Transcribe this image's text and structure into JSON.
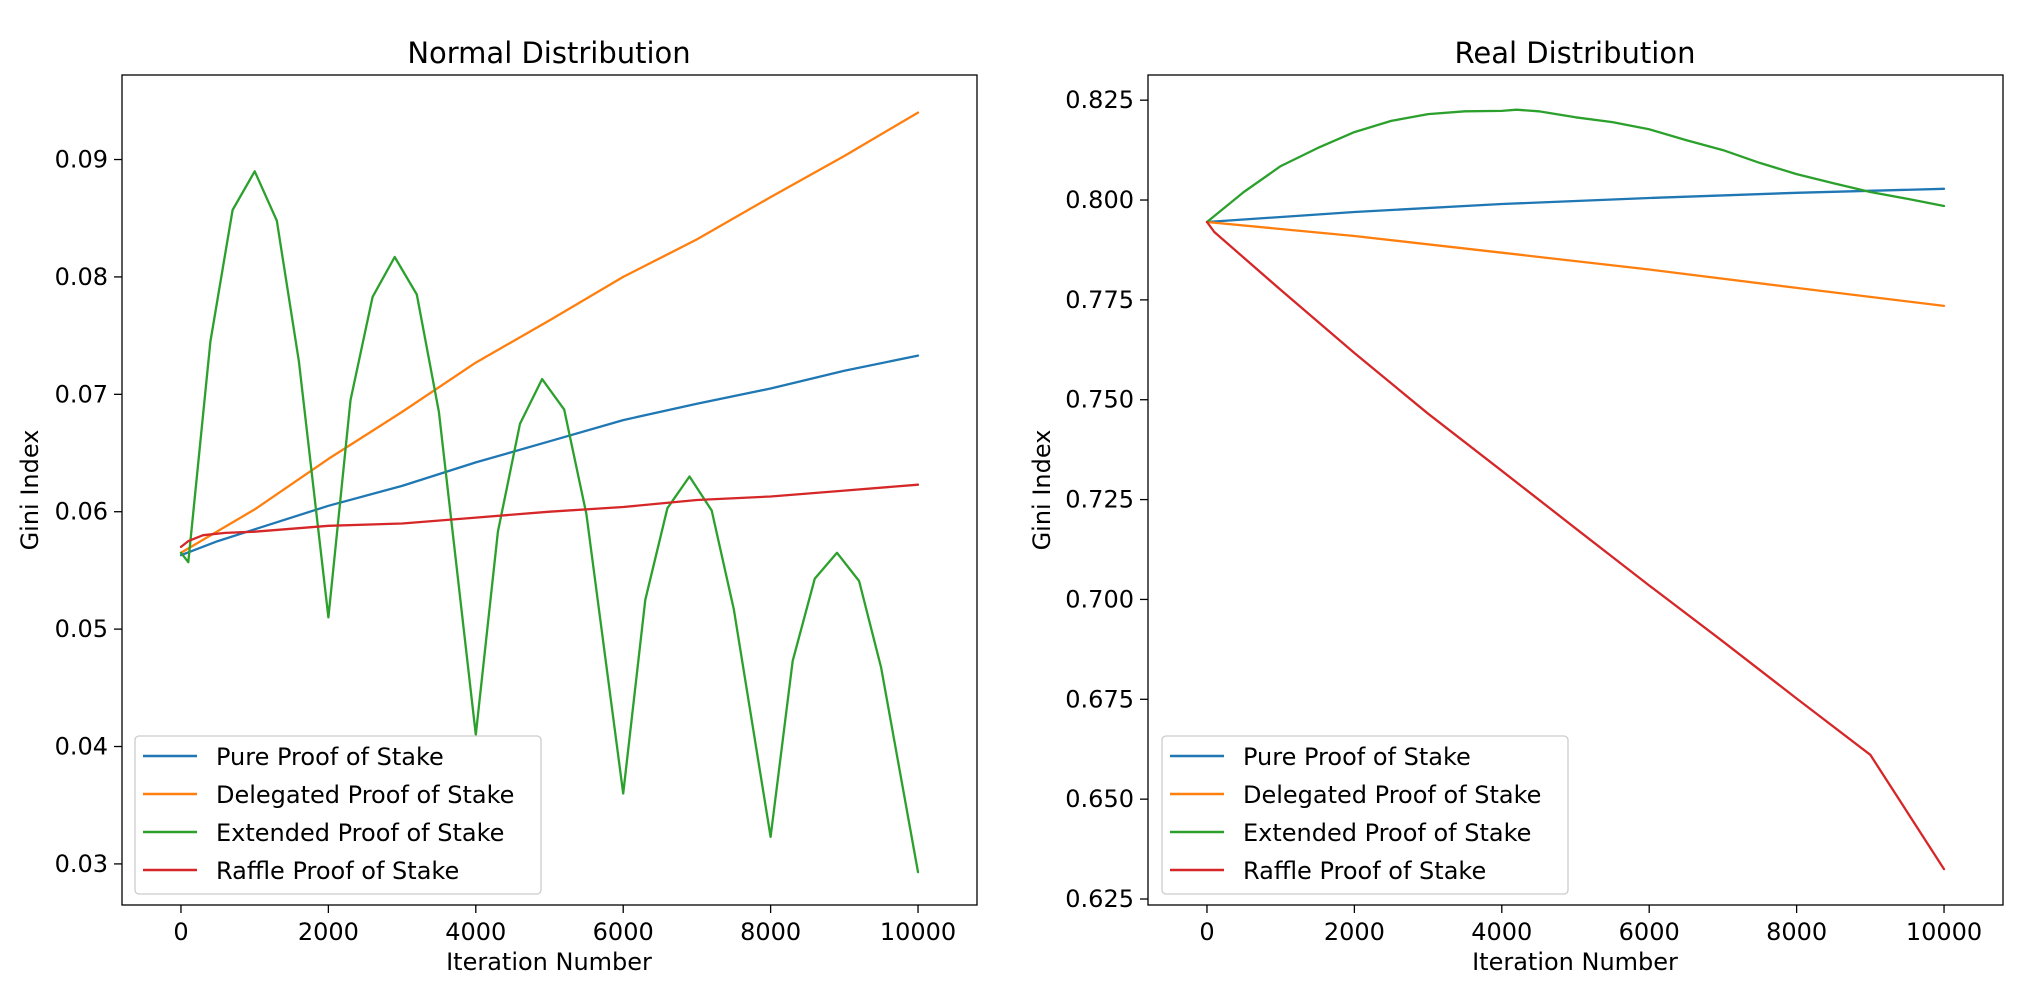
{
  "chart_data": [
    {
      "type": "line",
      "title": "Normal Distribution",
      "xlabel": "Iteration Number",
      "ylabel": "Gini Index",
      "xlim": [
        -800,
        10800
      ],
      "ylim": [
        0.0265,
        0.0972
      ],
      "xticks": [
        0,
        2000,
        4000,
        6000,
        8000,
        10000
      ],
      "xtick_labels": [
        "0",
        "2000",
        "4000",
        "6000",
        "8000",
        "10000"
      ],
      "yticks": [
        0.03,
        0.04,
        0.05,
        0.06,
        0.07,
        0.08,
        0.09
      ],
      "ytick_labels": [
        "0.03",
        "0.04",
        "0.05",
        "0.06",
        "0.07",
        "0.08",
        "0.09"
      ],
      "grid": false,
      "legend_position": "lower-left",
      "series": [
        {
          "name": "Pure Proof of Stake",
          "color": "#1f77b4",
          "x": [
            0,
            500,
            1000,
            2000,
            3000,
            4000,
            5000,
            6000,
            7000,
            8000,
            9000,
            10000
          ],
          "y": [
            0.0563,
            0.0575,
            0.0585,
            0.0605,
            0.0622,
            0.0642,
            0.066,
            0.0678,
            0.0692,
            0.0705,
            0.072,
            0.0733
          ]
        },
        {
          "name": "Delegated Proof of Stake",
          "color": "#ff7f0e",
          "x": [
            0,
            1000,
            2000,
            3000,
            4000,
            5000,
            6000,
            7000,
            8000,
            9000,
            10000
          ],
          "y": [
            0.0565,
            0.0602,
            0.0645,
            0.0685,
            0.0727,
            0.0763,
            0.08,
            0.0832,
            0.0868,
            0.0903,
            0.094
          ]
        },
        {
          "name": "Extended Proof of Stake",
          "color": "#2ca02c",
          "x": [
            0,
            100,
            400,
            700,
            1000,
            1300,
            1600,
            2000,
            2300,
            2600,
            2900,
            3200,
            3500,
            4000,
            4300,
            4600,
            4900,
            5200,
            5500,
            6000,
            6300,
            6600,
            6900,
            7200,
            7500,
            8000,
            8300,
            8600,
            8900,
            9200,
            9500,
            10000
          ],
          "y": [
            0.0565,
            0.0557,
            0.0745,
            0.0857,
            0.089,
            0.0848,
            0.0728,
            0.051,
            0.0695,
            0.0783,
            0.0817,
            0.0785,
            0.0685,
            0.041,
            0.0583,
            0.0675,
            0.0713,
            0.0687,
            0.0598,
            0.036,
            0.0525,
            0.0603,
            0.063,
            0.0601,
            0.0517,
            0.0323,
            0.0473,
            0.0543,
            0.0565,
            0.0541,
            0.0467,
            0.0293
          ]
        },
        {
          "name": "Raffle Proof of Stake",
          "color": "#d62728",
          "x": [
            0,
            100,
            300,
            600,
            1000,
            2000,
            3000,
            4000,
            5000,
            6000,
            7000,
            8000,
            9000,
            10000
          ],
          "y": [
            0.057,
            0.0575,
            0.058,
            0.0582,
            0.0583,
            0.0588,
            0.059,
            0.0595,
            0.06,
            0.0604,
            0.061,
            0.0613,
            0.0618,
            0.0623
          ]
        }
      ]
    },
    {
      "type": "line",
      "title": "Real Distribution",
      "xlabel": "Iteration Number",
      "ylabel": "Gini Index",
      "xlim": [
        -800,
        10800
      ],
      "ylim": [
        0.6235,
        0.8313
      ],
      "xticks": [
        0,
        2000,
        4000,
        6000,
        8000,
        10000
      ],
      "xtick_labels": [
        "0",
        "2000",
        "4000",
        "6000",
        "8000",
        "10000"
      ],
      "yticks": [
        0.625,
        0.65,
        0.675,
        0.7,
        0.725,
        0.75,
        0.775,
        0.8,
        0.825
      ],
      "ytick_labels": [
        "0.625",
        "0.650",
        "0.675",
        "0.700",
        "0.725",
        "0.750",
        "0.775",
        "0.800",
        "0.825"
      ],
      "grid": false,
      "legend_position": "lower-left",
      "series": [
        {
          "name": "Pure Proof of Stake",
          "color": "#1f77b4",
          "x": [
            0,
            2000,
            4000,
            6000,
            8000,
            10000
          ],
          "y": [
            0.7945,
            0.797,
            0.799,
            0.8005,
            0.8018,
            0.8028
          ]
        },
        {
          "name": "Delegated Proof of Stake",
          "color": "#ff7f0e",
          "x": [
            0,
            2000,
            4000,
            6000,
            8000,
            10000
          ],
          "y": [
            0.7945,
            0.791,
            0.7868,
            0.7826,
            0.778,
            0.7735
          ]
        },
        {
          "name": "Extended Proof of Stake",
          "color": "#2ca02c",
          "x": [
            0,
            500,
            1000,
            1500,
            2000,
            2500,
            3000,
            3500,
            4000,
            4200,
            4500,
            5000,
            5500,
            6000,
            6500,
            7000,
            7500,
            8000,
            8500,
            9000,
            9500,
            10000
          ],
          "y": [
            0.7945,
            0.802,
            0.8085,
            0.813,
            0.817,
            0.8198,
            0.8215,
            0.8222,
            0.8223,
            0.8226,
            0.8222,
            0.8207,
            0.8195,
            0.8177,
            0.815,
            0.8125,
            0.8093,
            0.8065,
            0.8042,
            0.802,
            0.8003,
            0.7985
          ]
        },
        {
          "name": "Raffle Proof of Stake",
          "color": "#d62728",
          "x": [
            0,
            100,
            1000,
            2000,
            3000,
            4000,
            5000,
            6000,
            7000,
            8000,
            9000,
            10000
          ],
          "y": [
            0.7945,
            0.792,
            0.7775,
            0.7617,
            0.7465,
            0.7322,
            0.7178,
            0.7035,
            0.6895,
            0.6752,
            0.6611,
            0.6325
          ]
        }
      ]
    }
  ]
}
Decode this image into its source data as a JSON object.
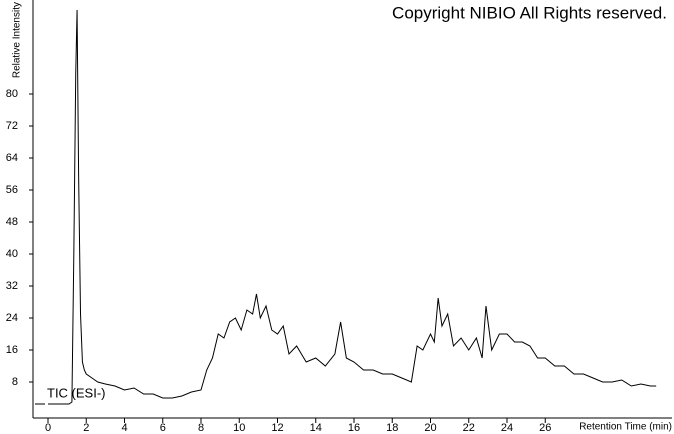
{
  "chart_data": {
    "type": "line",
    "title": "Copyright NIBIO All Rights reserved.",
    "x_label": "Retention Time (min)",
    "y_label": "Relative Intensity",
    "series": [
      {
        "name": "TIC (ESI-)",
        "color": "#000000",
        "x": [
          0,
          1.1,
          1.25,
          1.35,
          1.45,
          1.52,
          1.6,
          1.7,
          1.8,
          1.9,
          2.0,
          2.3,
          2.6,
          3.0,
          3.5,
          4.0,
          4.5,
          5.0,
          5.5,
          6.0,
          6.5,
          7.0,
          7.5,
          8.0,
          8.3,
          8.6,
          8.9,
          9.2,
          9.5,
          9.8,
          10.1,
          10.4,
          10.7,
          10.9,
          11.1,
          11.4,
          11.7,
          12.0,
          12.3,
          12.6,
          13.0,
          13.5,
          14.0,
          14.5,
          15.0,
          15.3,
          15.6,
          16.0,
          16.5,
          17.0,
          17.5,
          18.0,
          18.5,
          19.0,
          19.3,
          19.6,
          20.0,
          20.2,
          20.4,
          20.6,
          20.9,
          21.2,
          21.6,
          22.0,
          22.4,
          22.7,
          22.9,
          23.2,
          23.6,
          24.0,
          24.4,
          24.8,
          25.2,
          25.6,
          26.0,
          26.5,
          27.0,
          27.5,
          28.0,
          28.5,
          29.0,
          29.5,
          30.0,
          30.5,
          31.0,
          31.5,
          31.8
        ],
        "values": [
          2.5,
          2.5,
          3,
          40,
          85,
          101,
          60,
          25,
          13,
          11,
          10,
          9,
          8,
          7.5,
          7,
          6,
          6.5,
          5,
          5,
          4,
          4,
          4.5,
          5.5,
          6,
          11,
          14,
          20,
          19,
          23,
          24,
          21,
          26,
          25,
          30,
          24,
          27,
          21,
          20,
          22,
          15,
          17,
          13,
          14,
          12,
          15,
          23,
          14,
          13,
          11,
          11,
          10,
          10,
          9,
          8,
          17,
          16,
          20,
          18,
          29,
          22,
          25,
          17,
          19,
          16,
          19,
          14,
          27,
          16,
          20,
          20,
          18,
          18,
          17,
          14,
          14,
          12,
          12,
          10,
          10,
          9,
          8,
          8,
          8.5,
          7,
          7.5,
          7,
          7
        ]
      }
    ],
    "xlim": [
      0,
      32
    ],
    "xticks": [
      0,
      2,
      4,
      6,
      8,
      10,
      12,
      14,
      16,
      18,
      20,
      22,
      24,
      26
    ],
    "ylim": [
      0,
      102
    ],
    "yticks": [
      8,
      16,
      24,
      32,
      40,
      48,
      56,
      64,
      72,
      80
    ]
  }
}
------
Given exercise:
Scan the material above. Copy each line where "image" occurs.

Solution:
Transcribe this image's text and structure into JSON.
Decode this image into its source data as a JSON object.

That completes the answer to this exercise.